Leave out the images; return the rest of the data exactly.

· · · ·

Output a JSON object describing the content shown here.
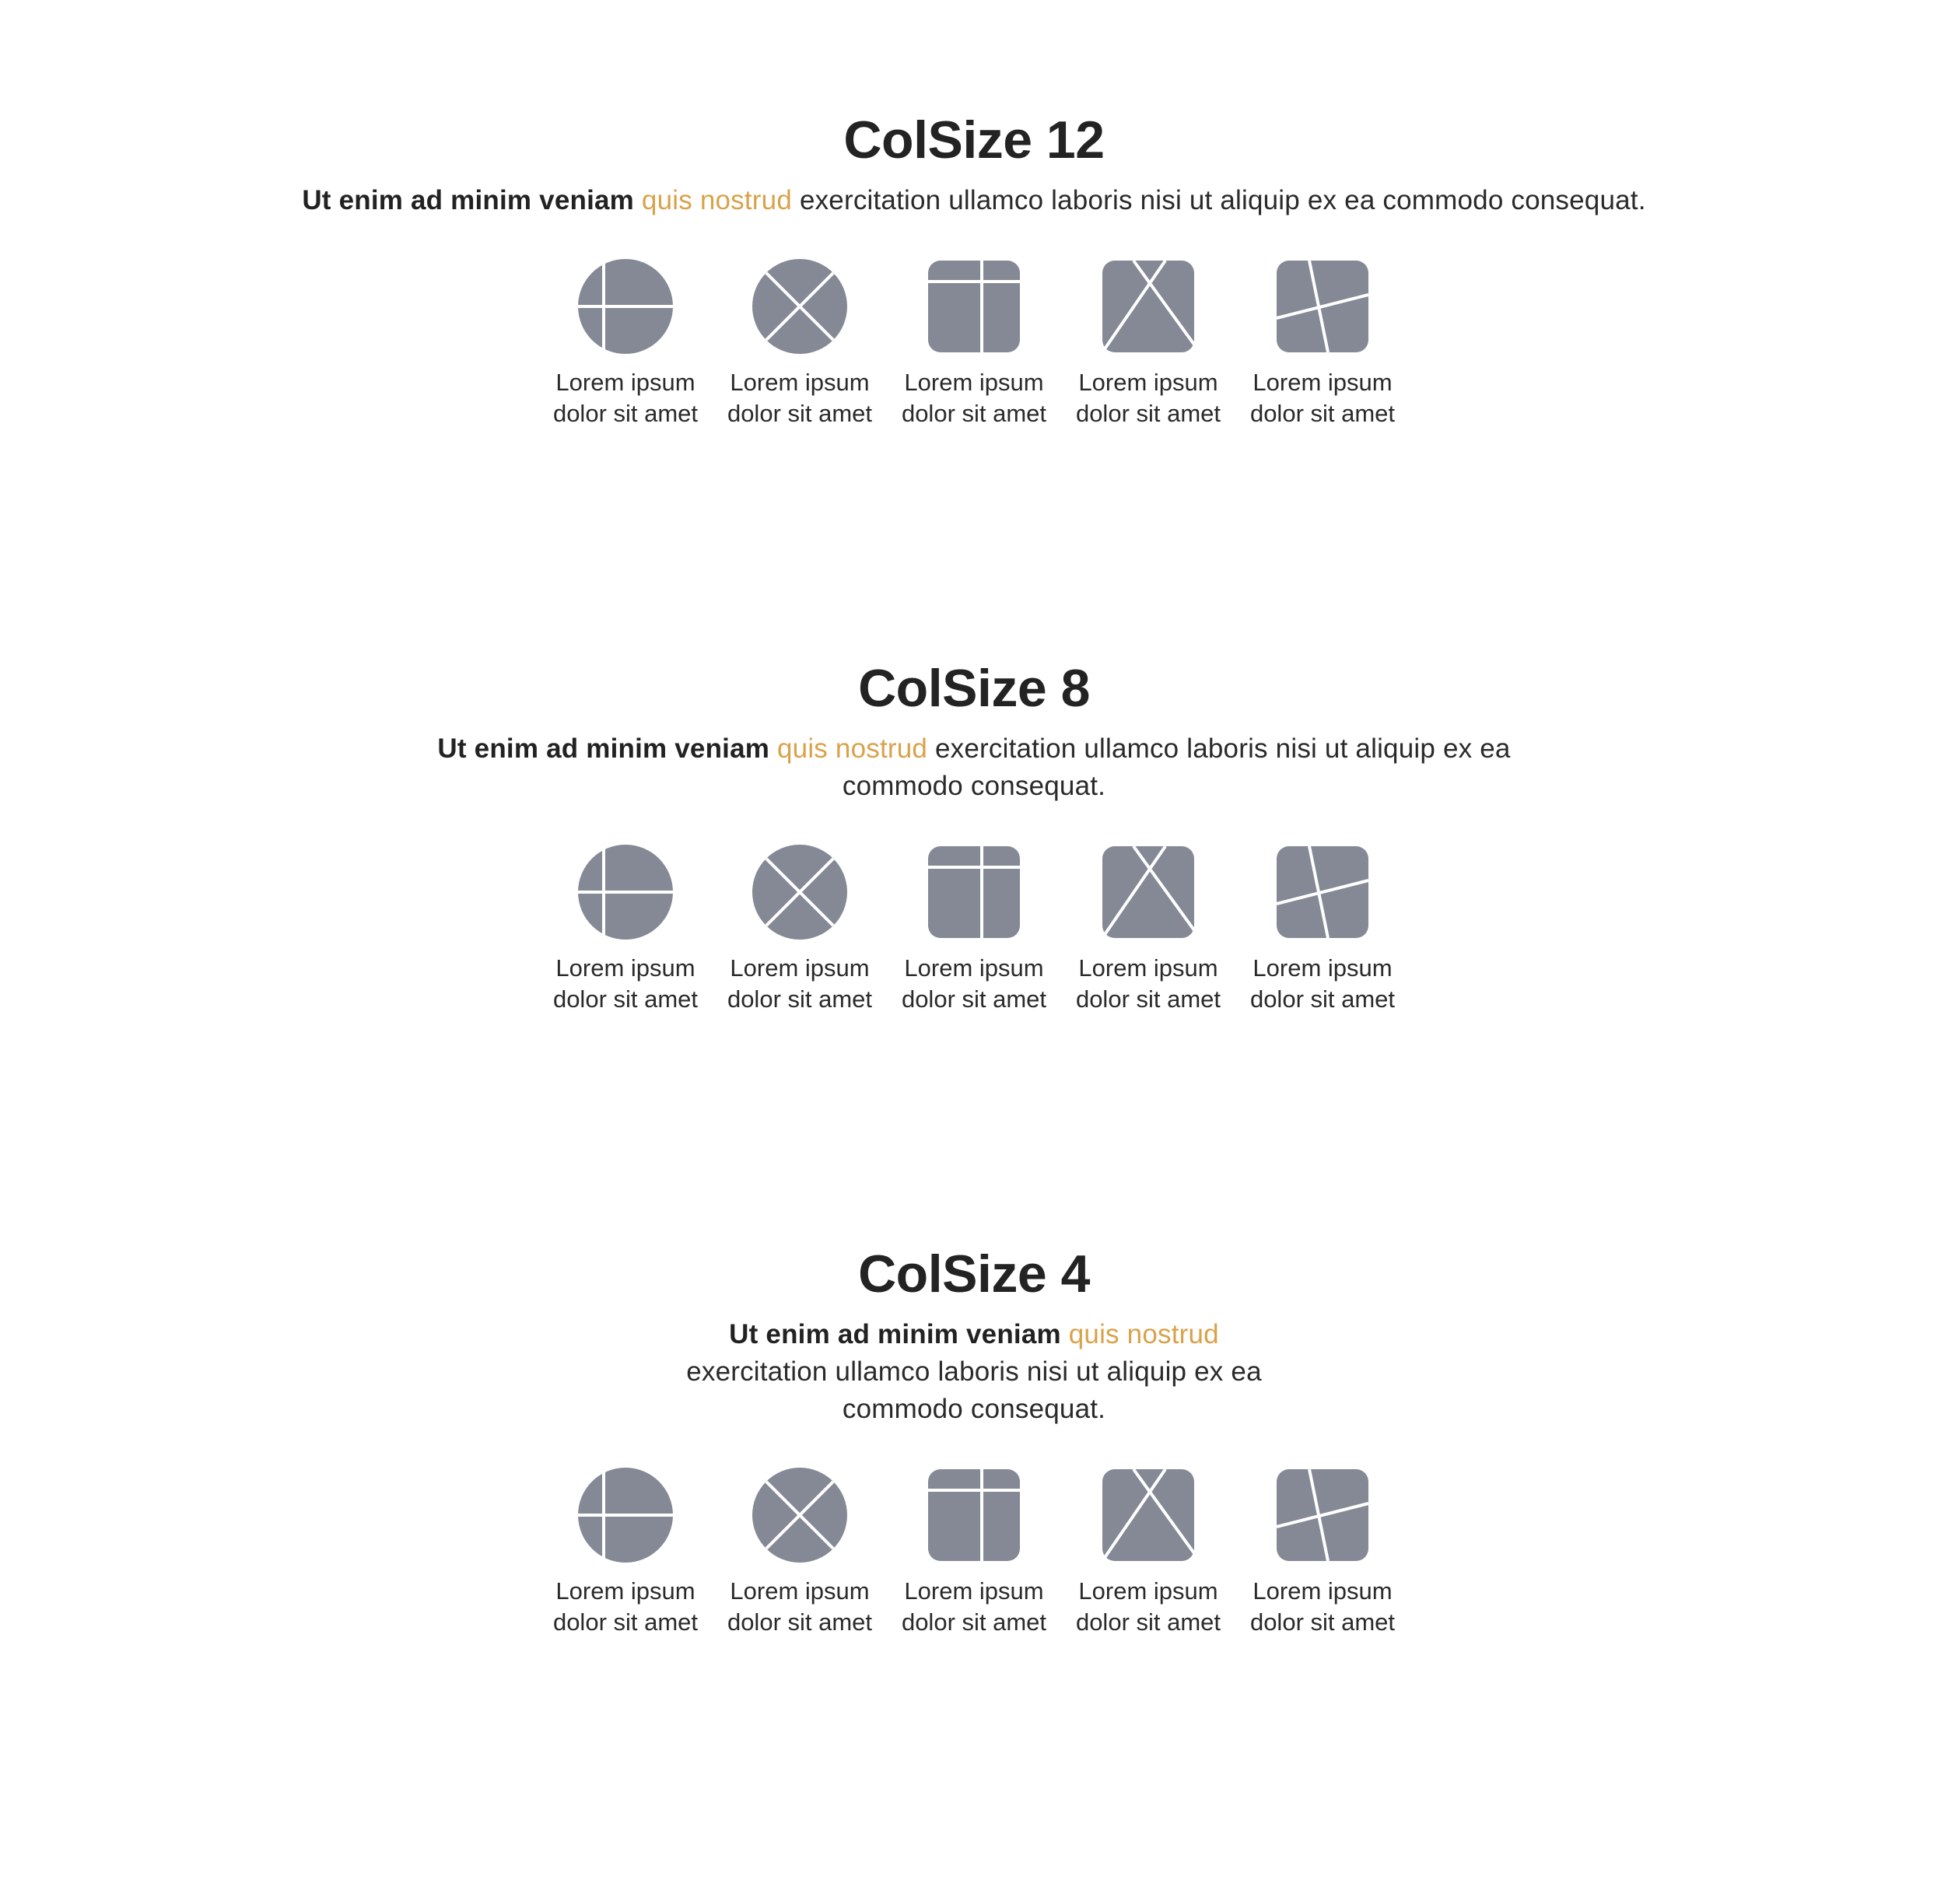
{
  "colors": {
    "accent": "#d9a24a",
    "icon_fill": "#858995",
    "icon_line": "#ffffff",
    "text": "#222222"
  },
  "sections": [
    {
      "title": "ColSize 12",
      "desc_bold": "Ut enim ad minim veniam",
      "desc_accent": "quis nostrud",
      "desc_rest": "exercitation ullamco laboris nisi ut aliquip ex ea commodo consequat.",
      "icons": [
        {
          "icon": "circle-cross-icon",
          "label": "Lorem ipsum dolor sit amet"
        },
        {
          "icon": "circle-x-icon",
          "label": "Lorem ipsum dolor sit amet"
        },
        {
          "icon": "square-grid-icon",
          "label": "Lorem ipsum dolor sit amet"
        },
        {
          "icon": "square-x-icon",
          "label": "Lorem ipsum dolor sit amet"
        },
        {
          "icon": "square-skew-icon",
          "label": "Lorem ipsum dolor sit amet"
        }
      ]
    },
    {
      "title": "ColSize 8",
      "desc_bold": "Ut enim ad minim veniam",
      "desc_accent": "quis nostrud",
      "desc_rest": "exercitation ullamco laboris nisi ut aliquip ex ea commodo consequat.",
      "icons": [
        {
          "icon": "circle-cross-icon",
          "label": "Lorem ipsum dolor sit amet"
        },
        {
          "icon": "circle-x-icon",
          "label": "Lorem ipsum dolor sit amet"
        },
        {
          "icon": "square-grid-icon",
          "label": "Lorem ipsum dolor sit amet"
        },
        {
          "icon": "square-x-icon",
          "label": "Lorem ipsum dolor sit amet"
        },
        {
          "icon": "square-skew-icon",
          "label": "Lorem ipsum dolor sit amet"
        }
      ]
    },
    {
      "title": "ColSize 4",
      "desc_bold": "Ut enim ad minim veniam",
      "desc_accent": "quis nostrud",
      "desc_rest": "exercitation ullamco laboris nisi ut aliquip ex ea commodo consequat.",
      "icons": [
        {
          "icon": "circle-cross-icon",
          "label": "Lorem ipsum dolor sit amet"
        },
        {
          "icon": "circle-x-icon",
          "label": "Lorem ipsum dolor sit amet"
        },
        {
          "icon": "square-grid-icon",
          "label": "Lorem ipsum dolor sit amet"
        },
        {
          "icon": "square-x-icon",
          "label": "Lorem ipsum dolor sit amet"
        },
        {
          "icon": "square-skew-icon",
          "label": "Lorem ipsum dolor sit amet"
        }
      ]
    }
  ]
}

· · · ·

Correct answer.
Output a JSON object describing the content shown here.
{
  "colors": {
    "accent": "#d9a24a",
    "icon_fill": "#858995",
    "icon_line": "#ffffff",
    "text": "#222222"
  },
  "sections": [
    {
      "title": "ColSize 12",
      "desc_bold": "Ut enim ad minim veniam",
      "desc_accent": "quis nostrud",
      "desc_rest": "exercitation ullamco laboris nisi ut aliquip ex ea commodo consequat.",
      "icons": [
        {
          "icon": "circle-cross-icon",
          "label": "Lorem ipsum dolor sit amet"
        },
        {
          "icon": "circle-x-icon",
          "label": "Lorem ipsum dolor sit amet"
        },
        {
          "icon": "square-grid-icon",
          "label": "Lorem ipsum dolor sit amet"
        },
        {
          "icon": "square-x-icon",
          "label": "Lorem ipsum dolor sit amet"
        },
        {
          "icon": "square-skew-icon",
          "label": "Lorem ipsum dolor sit amet"
        }
      ]
    },
    {
      "title": "ColSize 8",
      "desc_bold": "Ut enim ad minim veniam",
      "desc_accent": "quis nostrud",
      "desc_rest": "exercitation ullamco laboris nisi ut aliquip ex ea commodo consequat.",
      "icons": [
        {
          "icon": "circle-cross-icon",
          "label": "Lorem ipsum dolor sit amet"
        },
        {
          "icon": "circle-x-icon",
          "label": "Lorem ipsum dolor sit amet"
        },
        {
          "icon": "square-grid-icon",
          "label": "Lorem ipsum dolor sit amet"
        },
        {
          "icon": "square-x-icon",
          "label": "Lorem ipsum dolor sit amet"
        },
        {
          "icon": "square-skew-icon",
          "label": "Lorem ipsum dolor sit amet"
        }
      ]
    },
    {
      "title": "ColSize 4",
      "desc_bold": "Ut enim ad minim veniam",
      "desc_accent": "quis nostrud",
      "desc_rest": "exercitation ullamco laboris nisi ut aliquip ex ea commodo consequat.",
      "icons": [
        {
          "icon": "circle-cross-icon",
          "label": "Lorem ipsum dolor sit amet"
        },
        {
          "icon": "circle-x-icon",
          "label": "Lorem ipsum dolor sit amet"
        },
        {
          "icon": "square-grid-icon",
          "label": "Lorem ipsum dolor sit amet"
        },
        {
          "icon": "square-x-icon",
          "label": "Lorem ipsum dolor sit amet"
        },
        {
          "icon": "square-skew-icon",
          "label": "Lorem ipsum dolor sit amet"
        }
      ]
    }
  ]
}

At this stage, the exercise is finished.